Each record that follows should be repeated exactly, minus any images.

+---+

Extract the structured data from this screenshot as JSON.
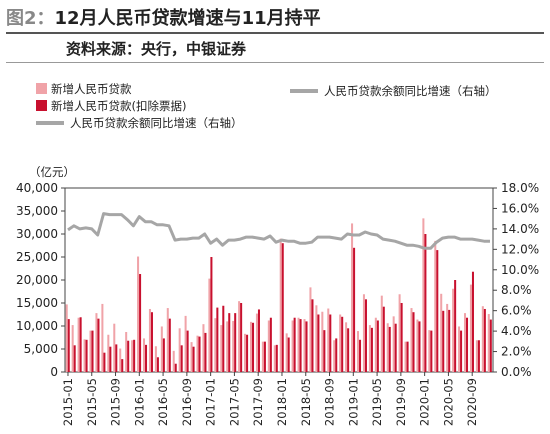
{
  "figure": {
    "label": "图2：",
    "title": "12月人民币贷款增速与11月持平",
    "source": "资料来源：央行，中银证券"
  },
  "legend": {
    "bar_light": "新增人民币贷款",
    "bar_dark": "新增人民币贷款(扣除票据)",
    "line_left": "人民币贷款余额同比增速（右轴）",
    "line_right": "人民币贷款余额同比增速（右轴）"
  },
  "colors": {
    "bar_light": "#f0a3a8",
    "bar_dark": "#c8102e",
    "line": "#a6a6a6"
  },
  "chart_data": {
    "type": "bar",
    "yunit": "（亿元）",
    "ylim": [
      0,
      40000
    ],
    "yticks": [
      "0",
      "5,000",
      "10,000",
      "15,000",
      "20,000",
      "25,000",
      "30,000",
      "35,000",
      "40,000"
    ],
    "y2lim": [
      0,
      18
    ],
    "y2ticks": [
      "0.0%",
      "2.0%",
      "4.0%",
      "6.0%",
      "8.0%",
      "10.0%",
      "12.0%",
      "14.0%",
      "16.0%",
      "18.0%"
    ],
    "xtick_labels": [
      "2015-01",
      "2015-05",
      "2015-09",
      "2016-01",
      "2016-05",
      "2016-09",
      "2017-01",
      "2017-05",
      "2017-09",
      "2018-01",
      "2018-05",
      "2018-09",
      "2019-01",
      "2019-05",
      "2019-09",
      "2020-01",
      "2020-05",
      "2020-09"
    ],
    "categories": [
      "2015-01",
      "2015-02",
      "2015-03",
      "2015-04",
      "2015-05",
      "2015-06",
      "2015-07",
      "2015-08",
      "2015-09",
      "2015-10",
      "2015-11",
      "2015-12",
      "2016-01",
      "2016-02",
      "2016-03",
      "2016-04",
      "2016-05",
      "2016-06",
      "2016-07",
      "2016-08",
      "2016-09",
      "2016-10",
      "2016-11",
      "2016-12",
      "2017-01",
      "2017-02",
      "2017-03",
      "2017-04",
      "2017-05",
      "2017-06",
      "2017-07",
      "2017-08",
      "2017-09",
      "2017-10",
      "2017-11",
      "2017-12",
      "2018-01",
      "2018-02",
      "2018-03",
      "2018-04",
      "2018-05",
      "2018-06",
      "2018-07",
      "2018-08",
      "2018-09",
      "2018-10",
      "2018-11",
      "2018-12",
      "2019-01",
      "2019-02",
      "2019-03",
      "2019-04",
      "2019-05",
      "2019-06",
      "2019-07",
      "2019-08",
      "2019-09",
      "2019-10",
      "2019-11",
      "2019-12",
      "2020-01",
      "2020-02",
      "2020-03",
      "2020-04",
      "2020-05",
      "2020-06",
      "2020-07",
      "2020-08",
      "2020-09",
      "2020-10",
      "2020-11",
      "2020-12"
    ],
    "series": [
      {
        "name": "新增人民币贷款",
        "type": "bar",
        "axis": "left",
        "values": [
          14700,
          10200,
          11800,
          7100,
          9000,
          12800,
          14800,
          8100,
          10500,
          5100,
          8700,
          6900,
          25100,
          7300,
          13700,
          5600,
          9900,
          13900,
          4600,
          9500,
          12200,
          6500,
          7900,
          10400,
          20300,
          11700,
          10200,
          11000,
          11100,
          15400,
          8300,
          10900,
          12700,
          6600,
          11200,
          5800,
          29000,
          8400,
          11200,
          11800,
          11500,
          18400,
          14500,
          13100,
          13800,
          6900,
          12500,
          10800,
          32300,
          8900,
          16900,
          10200,
          11800,
          16600,
          10600,
          12100,
          16900,
          6600,
          13900,
          11400,
          33400,
          9100,
          28500,
          17000,
          14800,
          18100,
          9900,
          12800,
          19000,
          6900,
          14300,
          12600
        ]
      },
      {
        "name": "新增人民币贷款(扣除票据)",
        "type": "bar",
        "axis": "left",
        "values": [
          11500,
          5800,
          11900,
          7000,
          9000,
          11600,
          4200,
          5500,
          6000,
          2800,
          6800,
          7000,
          21300,
          5900,
          13000,
          3200,
          7300,
          11600,
          1800,
          5800,
          9000,
          5500,
          7700,
          8500,
          25000,
          14000,
          14400,
          12800,
          12800,
          15000,
          8100,
          10700,
          13600,
          6600,
          11800,
          5900,
          28000,
          7500,
          11800,
          11500,
          11000,
          15800,
          12500,
          9100,
          12500,
          7300,
          12000,
          9500,
          27000,
          7000,
          15800,
          9600,
          11200,
          14200,
          9800,
          10500,
          15000,
          6600,
          13000,
          11000,
          30000,
          9000,
          26500,
          13300,
          13500,
          20000,
          9000,
          11800,
          21800,
          6900,
          13700,
          11400
        ]
      },
      {
        "name": "人民币贷款余额同比增速（右轴）",
        "type": "line",
        "axis": "right",
        "values": [
          13.9,
          14.3,
          14.0,
          14.1,
          14.0,
          13.4,
          15.5,
          15.4,
          15.4,
          15.4,
          14.9,
          14.3,
          15.2,
          14.7,
          14.7,
          14.4,
          14.4,
          14.3,
          12.9,
          13.0,
          13.0,
          13.1,
          13.1,
          13.5,
          12.6,
          13.0,
          12.4,
          12.9,
          12.9,
          13.0,
          13.2,
          13.2,
          13.1,
          13.0,
          13.3,
          12.7,
          12.9,
          12.8,
          12.8,
          12.6,
          12.6,
          12.7,
          13.2,
          13.2,
          13.2,
          13.1,
          13.0,
          13.5,
          13.4,
          13.4,
          13.7,
          13.5,
          13.4,
          13.0,
          12.9,
          12.8,
          12.6,
          12.4,
          12.4,
          12.3,
          12.1,
          12.1,
          12.7,
          13.1,
          13.2,
          13.2,
          13.0,
          13.0,
          13.0,
          12.9,
          12.8,
          12.8
        ]
      }
    ]
  }
}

+---+

▸ RESPONSE BELOW:
Extract the structured data from this screenshot as JSON.
{
  "figure": {
    "label": "图2：",
    "title": "12月人民币贷款增速与11月持平",
    "source": "资料来源：央行，中银证券"
  },
  "legend": {
    "bar_light": "新增人民币贷款",
    "bar_dark": "新增人民币贷款(扣除票据)",
    "line_left": "人民币贷款余额同比增速（右轴）",
    "line_right": "人民币贷款余额同比增速（右轴）"
  },
  "colors": {
    "bar_light": "#f0a3a8",
    "bar_dark": "#c8102e",
    "line": "#a6a6a6"
  },
  "chart_data": {
    "type": "bar",
    "yunit": "（亿元）",
    "ylim": [
      0,
      40000
    ],
    "yticks": [
      "0",
      "5,000",
      "10,000",
      "15,000",
      "20,000",
      "25,000",
      "30,000",
      "35,000",
      "40,000"
    ],
    "y2lim": [
      0,
      18
    ],
    "y2ticks": [
      "0.0%",
      "2.0%",
      "4.0%",
      "6.0%",
      "8.0%",
      "10.0%",
      "12.0%",
      "14.0%",
      "16.0%",
      "18.0%"
    ],
    "xtick_labels": [
      "2015-01",
      "2015-05",
      "2015-09",
      "2016-01",
      "2016-05",
      "2016-09",
      "2017-01",
      "2017-05",
      "2017-09",
      "2018-01",
      "2018-05",
      "2018-09",
      "2019-01",
      "2019-05",
      "2019-09",
      "2020-01",
      "2020-05",
      "2020-09"
    ],
    "categories": [
      "2015-01",
      "2015-02",
      "2015-03",
      "2015-04",
      "2015-05",
      "2015-06",
      "2015-07",
      "2015-08",
      "2015-09",
      "2015-10",
      "2015-11",
      "2015-12",
      "2016-01",
      "2016-02",
      "2016-03",
      "2016-04",
      "2016-05",
      "2016-06",
      "2016-07",
      "2016-08",
      "2016-09",
      "2016-10",
      "2016-11",
      "2016-12",
      "2017-01",
      "2017-02",
      "2017-03",
      "2017-04",
      "2017-05",
      "2017-06",
      "2017-07",
      "2017-08",
      "2017-09",
      "2017-10",
      "2017-11",
      "2017-12",
      "2018-01",
      "2018-02",
      "2018-03",
      "2018-04",
      "2018-05",
      "2018-06",
      "2018-07",
      "2018-08",
      "2018-09",
      "2018-10",
      "2018-11",
      "2018-12",
      "2019-01",
      "2019-02",
      "2019-03",
      "2019-04",
      "2019-05",
      "2019-06",
      "2019-07",
      "2019-08",
      "2019-09",
      "2019-10",
      "2019-11",
      "2019-12",
      "2020-01",
      "2020-02",
      "2020-03",
      "2020-04",
      "2020-05",
      "2020-06",
      "2020-07",
      "2020-08",
      "2020-09",
      "2020-10",
      "2020-11",
      "2020-12"
    ],
    "series": [
      {
        "name": "新增人民币贷款",
        "type": "bar",
        "axis": "left",
        "values": [
          14700,
          10200,
          11800,
          7100,
          9000,
          12800,
          14800,
          8100,
          10500,
          5100,
          8700,
          6900,
          25100,
          7300,
          13700,
          5600,
          9900,
          13900,
          4600,
          9500,
          12200,
          6500,
          7900,
          10400,
          20300,
          11700,
          10200,
          11000,
          11100,
          15400,
          8300,
          10900,
          12700,
          6600,
          11200,
          5800,
          29000,
          8400,
          11200,
          11800,
          11500,
          18400,
          14500,
          13100,
          13800,
          6900,
          12500,
          10800,
          32300,
          8900,
          16900,
          10200,
          11800,
          16600,
          10600,
          12100,
          16900,
          6600,
          13900,
          11400,
          33400,
          9100,
          28500,
          17000,
          14800,
          18100,
          9900,
          12800,
          19000,
          6900,
          14300,
          12600
        ]
      },
      {
        "name": "新增人民币贷款(扣除票据)",
        "type": "bar",
        "axis": "left",
        "values": [
          11500,
          5800,
          11900,
          7000,
          9000,
          11600,
          4200,
          5500,
          6000,
          2800,
          6800,
          7000,
          21300,
          5900,
          13000,
          3200,
          7300,
          11600,
          1800,
          5800,
          9000,
          5500,
          7700,
          8500,
          25000,
          14000,
          14400,
          12800,
          12800,
          15000,
          8100,
          10700,
          13600,
          6600,
          11800,
          5900,
          28000,
          7500,
          11800,
          11500,
          11000,
          15800,
          12500,
          9100,
          12500,
          7300,
          12000,
          9500,
          27000,
          7000,
          15800,
          9600,
          11200,
          14200,
          9800,
          10500,
          15000,
          6600,
          13000,
          11000,
          30000,
          9000,
          26500,
          13300,
          13500,
          20000,
          9000,
          11800,
          21800,
          6900,
          13700,
          11400
        ]
      },
      {
        "name": "人民币贷款余额同比增速（右轴）",
        "type": "line",
        "axis": "right",
        "values": [
          13.9,
          14.3,
          14.0,
          14.1,
          14.0,
          13.4,
          15.5,
          15.4,
          15.4,
          15.4,
          14.9,
          14.3,
          15.2,
          14.7,
          14.7,
          14.4,
          14.4,
          14.3,
          12.9,
          13.0,
          13.0,
          13.1,
          13.1,
          13.5,
          12.6,
          13.0,
          12.4,
          12.9,
          12.9,
          13.0,
          13.2,
          13.2,
          13.1,
          13.0,
          13.3,
          12.7,
          12.9,
          12.8,
          12.8,
          12.6,
          12.6,
          12.7,
          13.2,
          13.2,
          13.2,
          13.1,
          13.0,
          13.5,
          13.4,
          13.4,
          13.7,
          13.5,
          13.4,
          13.0,
          12.9,
          12.8,
          12.6,
          12.4,
          12.4,
          12.3,
          12.1,
          12.1,
          12.7,
          13.1,
          13.2,
          13.2,
          13.0,
          13.0,
          13.0,
          12.9,
          12.8,
          12.8
        ]
      }
    ]
  }
}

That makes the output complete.